* Begin *
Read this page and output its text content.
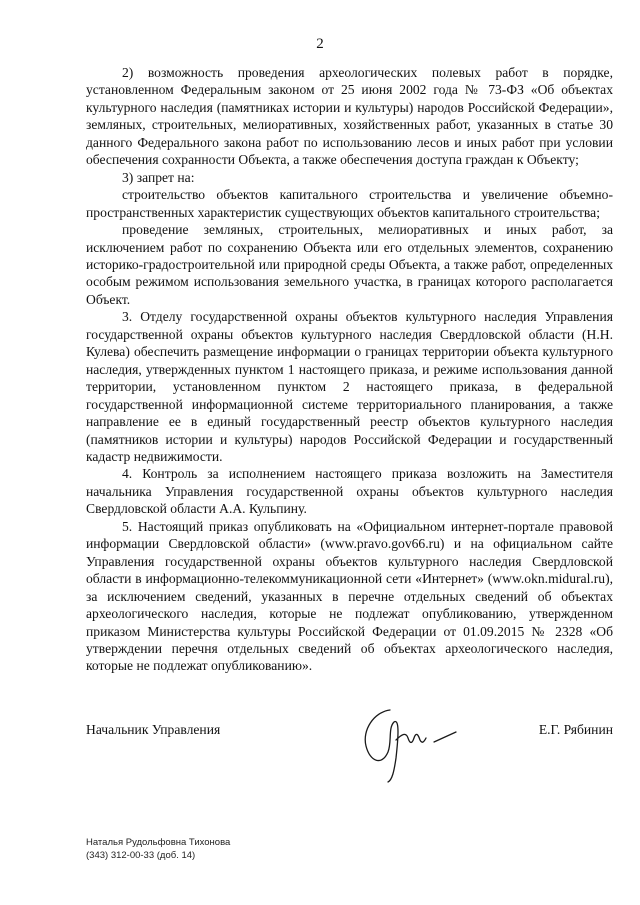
2

2) возможность проведения археологических полевых работ в порядке, установленном Федеральным законом от 25 июня 2002 года № 73-ФЗ «Об объектах культурного наследия (памятниках истории и культуры) народов Российской Федерации», земляных, строительных, мелиоративных, хозяйственных работ, указанных в статье 30 данного Федерального закона работ по использованию лесов и иных работ при условии обеспечения сохранности Объекта, а также обеспечения доступа граждан к Объекту;

3) запрет на:

строительство объектов капитального строительства и увеличение объемно-пространственных характеристик существующих объектов капитального строительства;

проведение земляных, строительных, мелиоративных и иных работ, за исключением работ по сохранению Объекта или его отдельных элементов, сохранению историко-градостроительной или природной среды Объекта, а также работ, определенных особым режимом использования земельного участка, в границах которого располагается Объект.

3. Отделу государственной охраны объектов культурного наследия Управления государственной охраны объектов культурного наследия Свердловской области (Н.Н. Кулева) обеспечить размещение информации о границах территории объекта культурного наследия, утвержденных пунктом 1 настоящего приказа, и режиме использования данной территории, установленном пунктом 2 настоящего приказа, в федеральной государственной информационной системе территориального планирования, а также направление ее в единый государственный реестр объектов культурного наследия (памятников истории и культуры) народов Российской Федерации и государственный кадастр недвижимости.

4. Контроль за исполнением настоящего приказа возложить на Заместителя начальника Управления государственной охраны объектов культурного наследия Свердловской области А.А. Кульпину.

5. Настоящий приказ опубликовать на «Официальном интернет-портале правовой информации Свердловской области» (www.pravo.gov66.ru) и на официальном сайте Управления государственной охраны объектов культурного наследия Свердловской области в информационно-телекоммуникационной сети «Интернет» (www.okn.midural.ru), за исключением сведений, указанных в перечне отдельных сведений об объектах археологического наследия, которые не подлежат опубликованию, утвержденном приказом Министерства культуры Российской Федерации от 01.09.2015 № 2328 «Об утверждении перечня отдельных сведений об объектах археологического наследия, которые не подлежат опубликованию».

Начальник Управления	Е.Г. Рябинин
Наталья Рудольфовна Тихонова
(343) 312-00-33 (доб. 14)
* End *
• **PROBLEM REQUIREMENTS**
Without including any pictures, print all of the material exactly as given.

• **EXERCISE ANSWER**
Read this page and output its text content.
2

2) возможность проведения археологических полевых работ в порядке, установленном Федеральным законом от 25 июня 2002 года № 73-ФЗ «Об объектах культурного наследия (памятниках истории и культуры) народов Российской Федерации», земляных, строительных, мелиоративных, хозяйственных работ, указанных в статье 30 данного Федерального закона работ по использованию лесов и иных работ при условии обеспечения сохранности Объекта, а также обеспечения доступа граждан к Объекту;

3) запрет на:

строительство объектов капитального строительства и увеличение объемно-пространственных характеристик существующих объектов капитального строительства;

проведение земляных, строительных, мелиоративных и иных работ, за исключением работ по сохранению Объекта или его отдельных элементов, сохранению историко-градостроительной или природной среды Объекта, а также работ, определенных особым режимом использования земельного участка, в границах которого располагается Объект.

3. Отделу государственной охраны объектов культурного наследия Управления государственной охраны объектов культурного наследия Свердловской области (Н.Н. Кулева) обеспечить размещение информации о границах территории объекта культурного наследия, утвержденных пунктом 1 настоящего приказа, и режиме использования данной территории, установленном пунктом 2 настоящего приказа, в федеральной государственной информационной системе территориального планирования, а также направление ее в единый государственный реестр объектов культурного наследия (памятников истории и культуры) народов Российской Федерации и государственный кадастр недвижимости.

4. Контроль за исполнением настоящего приказа возложить на Заместителя начальника Управления государственной охраны объектов культурного наследия Свердловской области А.А. Кульпину.

5. Настоящий приказ опубликовать на «Официальном интернет-портале правовой информации Свердловской области» (www.pravo.gov66.ru) и на официальном сайте Управления государственной охраны объектов культурного наследия Свердловской области в информационно-телекоммуникационной сети «Интернет» (www.okn.midural.ru), за исключением сведений, указанных в перечне отдельных сведений об объектах археологического наследия, которые не подлежат опубликованию, утвержденном приказом Министерства культуры Российской Федерации от 01.09.2015 № 2328 «Об утверждении перечня отдельных сведений об объектах археологического наследия, которые не подлежат опубликованию».

Начальник Управления	Е.Г. Рябинин
Наталья Рудольфовна Тихонова
(343) 312-00-33 (доб. 14)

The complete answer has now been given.